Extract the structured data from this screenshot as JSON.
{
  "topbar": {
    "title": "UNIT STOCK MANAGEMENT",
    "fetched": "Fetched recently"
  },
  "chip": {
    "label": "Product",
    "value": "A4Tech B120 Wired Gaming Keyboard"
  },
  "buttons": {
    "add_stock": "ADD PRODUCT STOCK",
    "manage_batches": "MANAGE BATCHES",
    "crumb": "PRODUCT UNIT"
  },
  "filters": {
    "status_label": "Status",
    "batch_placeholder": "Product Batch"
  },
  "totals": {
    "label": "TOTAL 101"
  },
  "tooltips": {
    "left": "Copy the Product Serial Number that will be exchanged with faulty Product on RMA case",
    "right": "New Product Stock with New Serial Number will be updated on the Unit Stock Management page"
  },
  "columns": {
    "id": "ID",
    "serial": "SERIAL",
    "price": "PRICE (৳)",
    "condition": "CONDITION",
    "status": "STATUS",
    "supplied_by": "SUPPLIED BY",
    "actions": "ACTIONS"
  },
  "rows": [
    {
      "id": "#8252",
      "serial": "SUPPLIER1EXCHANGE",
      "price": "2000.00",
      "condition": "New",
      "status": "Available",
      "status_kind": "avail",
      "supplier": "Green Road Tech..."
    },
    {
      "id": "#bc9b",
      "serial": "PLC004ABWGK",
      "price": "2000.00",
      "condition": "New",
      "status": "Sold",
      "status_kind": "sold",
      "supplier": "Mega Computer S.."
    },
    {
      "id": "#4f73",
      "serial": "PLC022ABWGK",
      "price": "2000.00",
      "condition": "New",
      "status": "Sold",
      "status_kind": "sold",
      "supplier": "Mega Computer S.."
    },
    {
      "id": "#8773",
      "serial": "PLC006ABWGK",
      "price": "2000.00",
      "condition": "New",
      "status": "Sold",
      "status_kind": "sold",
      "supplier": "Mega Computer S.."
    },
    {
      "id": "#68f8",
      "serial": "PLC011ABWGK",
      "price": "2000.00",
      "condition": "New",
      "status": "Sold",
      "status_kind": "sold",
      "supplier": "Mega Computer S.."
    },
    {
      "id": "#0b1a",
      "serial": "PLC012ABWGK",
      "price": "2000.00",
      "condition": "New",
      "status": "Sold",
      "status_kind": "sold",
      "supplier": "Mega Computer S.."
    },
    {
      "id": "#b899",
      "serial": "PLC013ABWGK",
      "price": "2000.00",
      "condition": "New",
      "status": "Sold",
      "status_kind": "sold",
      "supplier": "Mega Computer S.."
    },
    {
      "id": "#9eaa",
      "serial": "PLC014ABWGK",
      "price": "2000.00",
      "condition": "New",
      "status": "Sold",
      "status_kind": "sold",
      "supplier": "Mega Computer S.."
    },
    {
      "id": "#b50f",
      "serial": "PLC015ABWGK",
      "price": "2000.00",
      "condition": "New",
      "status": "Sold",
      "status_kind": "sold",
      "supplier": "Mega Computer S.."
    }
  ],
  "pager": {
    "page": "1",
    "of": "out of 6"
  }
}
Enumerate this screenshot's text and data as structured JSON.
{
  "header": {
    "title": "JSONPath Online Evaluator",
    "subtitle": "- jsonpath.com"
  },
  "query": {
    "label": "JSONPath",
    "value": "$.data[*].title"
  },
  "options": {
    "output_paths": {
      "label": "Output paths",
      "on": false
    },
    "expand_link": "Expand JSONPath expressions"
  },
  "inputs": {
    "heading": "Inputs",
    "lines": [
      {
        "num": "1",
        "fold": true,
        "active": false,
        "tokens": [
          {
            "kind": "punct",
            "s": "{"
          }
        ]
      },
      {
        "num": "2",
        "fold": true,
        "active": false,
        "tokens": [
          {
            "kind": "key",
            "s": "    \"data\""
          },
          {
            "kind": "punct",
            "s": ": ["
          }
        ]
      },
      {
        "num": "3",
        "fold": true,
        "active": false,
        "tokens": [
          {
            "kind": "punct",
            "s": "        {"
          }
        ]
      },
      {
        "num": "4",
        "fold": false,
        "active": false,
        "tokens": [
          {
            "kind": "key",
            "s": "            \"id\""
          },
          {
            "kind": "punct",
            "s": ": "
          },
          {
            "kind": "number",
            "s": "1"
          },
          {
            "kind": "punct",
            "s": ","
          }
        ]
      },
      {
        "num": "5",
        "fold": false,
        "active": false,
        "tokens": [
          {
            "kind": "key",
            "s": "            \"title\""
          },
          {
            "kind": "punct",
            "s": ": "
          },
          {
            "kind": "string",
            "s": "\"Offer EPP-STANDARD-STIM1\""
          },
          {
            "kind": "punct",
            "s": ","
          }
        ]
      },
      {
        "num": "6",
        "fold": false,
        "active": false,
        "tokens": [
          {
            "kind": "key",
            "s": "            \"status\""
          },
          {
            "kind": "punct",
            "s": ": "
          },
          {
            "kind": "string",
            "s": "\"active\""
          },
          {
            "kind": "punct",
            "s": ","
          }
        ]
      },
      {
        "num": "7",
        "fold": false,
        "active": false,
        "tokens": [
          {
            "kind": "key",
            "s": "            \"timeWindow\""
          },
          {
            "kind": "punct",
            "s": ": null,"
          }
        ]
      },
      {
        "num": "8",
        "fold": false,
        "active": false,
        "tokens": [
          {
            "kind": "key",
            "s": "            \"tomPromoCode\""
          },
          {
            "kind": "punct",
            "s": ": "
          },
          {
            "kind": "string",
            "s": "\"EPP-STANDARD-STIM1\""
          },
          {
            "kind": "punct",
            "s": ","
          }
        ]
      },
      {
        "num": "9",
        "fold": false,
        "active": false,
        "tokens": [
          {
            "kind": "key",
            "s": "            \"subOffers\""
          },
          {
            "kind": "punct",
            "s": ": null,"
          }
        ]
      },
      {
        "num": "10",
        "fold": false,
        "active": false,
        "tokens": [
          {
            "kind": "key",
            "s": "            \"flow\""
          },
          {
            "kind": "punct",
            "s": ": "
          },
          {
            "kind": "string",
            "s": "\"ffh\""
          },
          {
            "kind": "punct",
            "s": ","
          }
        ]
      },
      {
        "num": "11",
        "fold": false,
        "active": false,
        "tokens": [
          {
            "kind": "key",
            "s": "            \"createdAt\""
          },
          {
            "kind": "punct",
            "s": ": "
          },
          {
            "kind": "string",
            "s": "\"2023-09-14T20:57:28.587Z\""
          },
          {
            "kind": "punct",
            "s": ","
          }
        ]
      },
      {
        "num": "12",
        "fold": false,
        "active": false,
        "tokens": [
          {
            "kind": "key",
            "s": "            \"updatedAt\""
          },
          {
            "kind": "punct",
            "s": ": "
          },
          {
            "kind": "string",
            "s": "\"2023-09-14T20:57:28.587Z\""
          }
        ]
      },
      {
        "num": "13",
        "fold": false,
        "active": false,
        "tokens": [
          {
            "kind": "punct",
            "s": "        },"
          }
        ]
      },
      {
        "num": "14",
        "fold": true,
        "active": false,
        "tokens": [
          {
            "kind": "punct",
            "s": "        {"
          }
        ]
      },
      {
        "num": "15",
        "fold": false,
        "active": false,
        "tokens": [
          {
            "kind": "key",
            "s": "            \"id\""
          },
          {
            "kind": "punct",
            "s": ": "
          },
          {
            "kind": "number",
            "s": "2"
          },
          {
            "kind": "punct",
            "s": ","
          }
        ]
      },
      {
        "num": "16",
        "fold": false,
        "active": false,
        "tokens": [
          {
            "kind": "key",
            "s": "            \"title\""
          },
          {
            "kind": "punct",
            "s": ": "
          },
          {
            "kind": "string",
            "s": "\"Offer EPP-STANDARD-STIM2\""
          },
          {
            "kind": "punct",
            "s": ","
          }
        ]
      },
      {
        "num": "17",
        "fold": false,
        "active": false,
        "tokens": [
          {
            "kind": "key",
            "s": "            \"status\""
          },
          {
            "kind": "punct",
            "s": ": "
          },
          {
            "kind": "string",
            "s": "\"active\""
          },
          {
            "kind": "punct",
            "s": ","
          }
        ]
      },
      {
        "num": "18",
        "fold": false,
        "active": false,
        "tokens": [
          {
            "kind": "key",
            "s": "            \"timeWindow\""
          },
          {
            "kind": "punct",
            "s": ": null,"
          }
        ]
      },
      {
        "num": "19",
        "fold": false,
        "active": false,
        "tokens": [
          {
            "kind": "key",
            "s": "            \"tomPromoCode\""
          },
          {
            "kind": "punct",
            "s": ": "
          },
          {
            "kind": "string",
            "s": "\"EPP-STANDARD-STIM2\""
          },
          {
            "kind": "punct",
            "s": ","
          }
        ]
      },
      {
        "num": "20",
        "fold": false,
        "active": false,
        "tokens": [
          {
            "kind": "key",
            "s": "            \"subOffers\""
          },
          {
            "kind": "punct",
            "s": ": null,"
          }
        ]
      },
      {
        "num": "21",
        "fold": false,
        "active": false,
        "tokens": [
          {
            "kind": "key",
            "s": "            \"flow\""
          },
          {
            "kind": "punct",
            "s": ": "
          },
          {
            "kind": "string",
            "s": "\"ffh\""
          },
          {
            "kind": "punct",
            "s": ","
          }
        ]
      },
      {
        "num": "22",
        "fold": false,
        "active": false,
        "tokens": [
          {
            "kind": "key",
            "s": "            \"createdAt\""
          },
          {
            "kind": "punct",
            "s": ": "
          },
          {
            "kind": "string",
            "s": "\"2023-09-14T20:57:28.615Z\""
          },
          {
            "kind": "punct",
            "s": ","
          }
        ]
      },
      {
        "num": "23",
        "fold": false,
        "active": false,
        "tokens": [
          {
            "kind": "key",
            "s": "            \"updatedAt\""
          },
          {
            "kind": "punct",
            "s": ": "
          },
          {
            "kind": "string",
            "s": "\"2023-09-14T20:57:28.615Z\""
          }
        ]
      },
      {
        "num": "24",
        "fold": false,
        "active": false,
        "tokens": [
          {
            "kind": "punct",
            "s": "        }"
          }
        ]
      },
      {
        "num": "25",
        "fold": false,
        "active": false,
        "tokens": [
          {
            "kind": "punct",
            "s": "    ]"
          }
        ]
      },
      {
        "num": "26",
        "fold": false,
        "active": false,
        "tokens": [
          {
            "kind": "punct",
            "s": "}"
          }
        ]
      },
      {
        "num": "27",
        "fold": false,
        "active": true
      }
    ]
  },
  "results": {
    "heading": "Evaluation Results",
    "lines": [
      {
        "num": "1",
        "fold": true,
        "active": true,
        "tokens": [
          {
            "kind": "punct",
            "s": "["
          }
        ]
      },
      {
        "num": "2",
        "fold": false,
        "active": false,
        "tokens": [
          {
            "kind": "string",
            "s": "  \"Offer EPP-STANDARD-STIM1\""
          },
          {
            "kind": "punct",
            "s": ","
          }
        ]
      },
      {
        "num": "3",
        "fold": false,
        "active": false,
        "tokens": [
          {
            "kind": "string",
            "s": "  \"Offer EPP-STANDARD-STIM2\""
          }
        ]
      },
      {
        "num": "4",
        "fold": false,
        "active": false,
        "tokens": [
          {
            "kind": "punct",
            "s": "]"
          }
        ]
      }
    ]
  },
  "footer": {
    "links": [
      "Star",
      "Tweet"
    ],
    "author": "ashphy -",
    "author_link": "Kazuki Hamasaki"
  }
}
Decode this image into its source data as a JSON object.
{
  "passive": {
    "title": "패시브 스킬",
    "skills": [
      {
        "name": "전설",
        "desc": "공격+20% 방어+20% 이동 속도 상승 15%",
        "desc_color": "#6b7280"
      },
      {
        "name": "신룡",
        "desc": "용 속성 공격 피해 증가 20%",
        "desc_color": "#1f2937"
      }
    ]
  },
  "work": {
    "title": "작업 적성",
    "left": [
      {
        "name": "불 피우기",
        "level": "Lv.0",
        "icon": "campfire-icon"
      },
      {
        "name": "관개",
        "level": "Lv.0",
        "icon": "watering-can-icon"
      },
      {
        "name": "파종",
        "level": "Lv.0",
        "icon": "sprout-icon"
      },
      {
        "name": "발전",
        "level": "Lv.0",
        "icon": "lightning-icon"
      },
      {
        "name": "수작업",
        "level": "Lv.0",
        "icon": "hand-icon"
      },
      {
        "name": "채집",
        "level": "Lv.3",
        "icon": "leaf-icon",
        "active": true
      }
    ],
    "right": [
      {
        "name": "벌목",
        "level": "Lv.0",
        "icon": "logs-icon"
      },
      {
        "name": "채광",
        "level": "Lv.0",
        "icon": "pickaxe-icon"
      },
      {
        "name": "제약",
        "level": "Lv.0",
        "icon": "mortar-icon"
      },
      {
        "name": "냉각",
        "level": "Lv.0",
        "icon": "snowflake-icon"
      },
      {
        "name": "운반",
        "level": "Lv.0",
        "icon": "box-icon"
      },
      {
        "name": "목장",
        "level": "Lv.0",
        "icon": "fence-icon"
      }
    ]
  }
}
____________
▸ Exercise aim:
Give only the number of lines in the entries that contain "screenshot".

▸ The solution:
2